↓
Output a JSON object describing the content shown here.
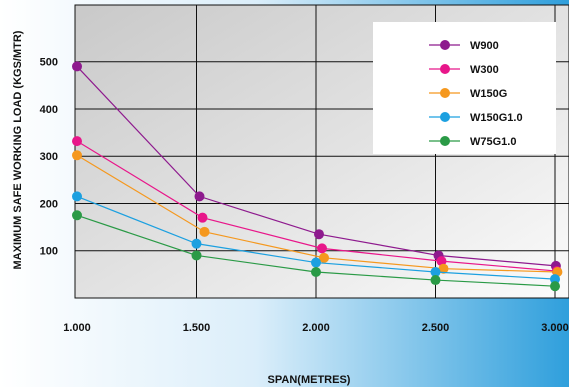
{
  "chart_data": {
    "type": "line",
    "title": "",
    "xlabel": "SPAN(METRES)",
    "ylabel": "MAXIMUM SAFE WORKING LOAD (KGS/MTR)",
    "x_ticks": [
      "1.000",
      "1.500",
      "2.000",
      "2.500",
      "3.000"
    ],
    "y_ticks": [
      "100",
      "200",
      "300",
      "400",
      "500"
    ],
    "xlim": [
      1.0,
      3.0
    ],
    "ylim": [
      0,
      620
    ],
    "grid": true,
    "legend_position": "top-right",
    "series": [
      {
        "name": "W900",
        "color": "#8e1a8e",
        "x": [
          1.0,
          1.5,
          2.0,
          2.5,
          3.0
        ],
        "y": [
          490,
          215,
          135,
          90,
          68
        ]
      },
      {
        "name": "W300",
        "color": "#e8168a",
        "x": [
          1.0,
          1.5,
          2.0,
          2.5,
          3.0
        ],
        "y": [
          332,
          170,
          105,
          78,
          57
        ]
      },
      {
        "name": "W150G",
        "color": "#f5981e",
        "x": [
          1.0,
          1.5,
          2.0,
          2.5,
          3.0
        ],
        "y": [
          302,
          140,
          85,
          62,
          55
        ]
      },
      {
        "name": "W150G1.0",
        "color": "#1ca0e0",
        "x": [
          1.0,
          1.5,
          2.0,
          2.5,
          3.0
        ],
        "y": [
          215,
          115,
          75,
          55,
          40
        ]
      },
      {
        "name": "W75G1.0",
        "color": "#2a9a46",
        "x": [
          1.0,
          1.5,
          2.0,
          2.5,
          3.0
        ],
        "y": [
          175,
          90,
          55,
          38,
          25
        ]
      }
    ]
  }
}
↑
↓
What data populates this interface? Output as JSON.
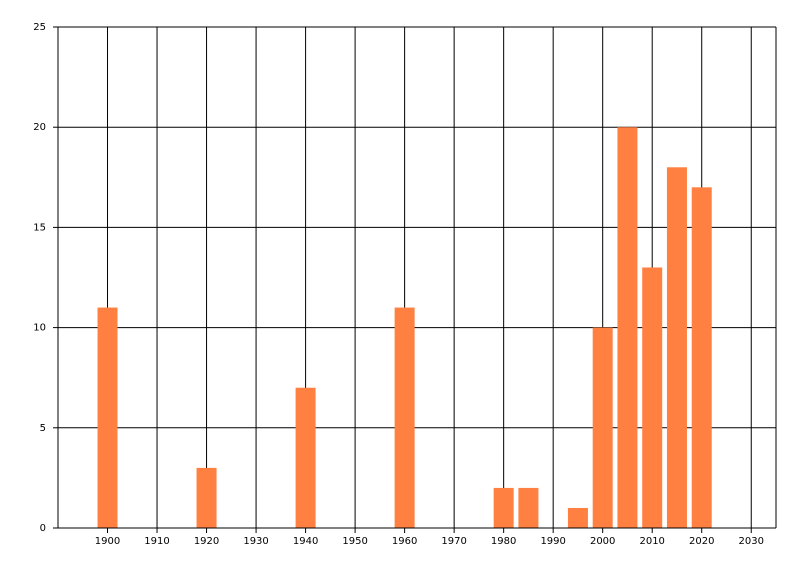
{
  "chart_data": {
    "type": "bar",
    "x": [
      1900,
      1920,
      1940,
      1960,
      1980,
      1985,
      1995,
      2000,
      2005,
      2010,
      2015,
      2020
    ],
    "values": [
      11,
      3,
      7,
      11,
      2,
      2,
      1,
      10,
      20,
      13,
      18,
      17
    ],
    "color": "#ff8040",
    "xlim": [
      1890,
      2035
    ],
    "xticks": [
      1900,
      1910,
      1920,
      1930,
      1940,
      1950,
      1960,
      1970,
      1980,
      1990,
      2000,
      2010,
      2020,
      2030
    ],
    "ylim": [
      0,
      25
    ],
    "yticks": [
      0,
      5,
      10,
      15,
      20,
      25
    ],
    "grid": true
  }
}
↑
» Exercise instructions:
Say how many lines contain the string "name", giving nothing but the count.

» Final result:
5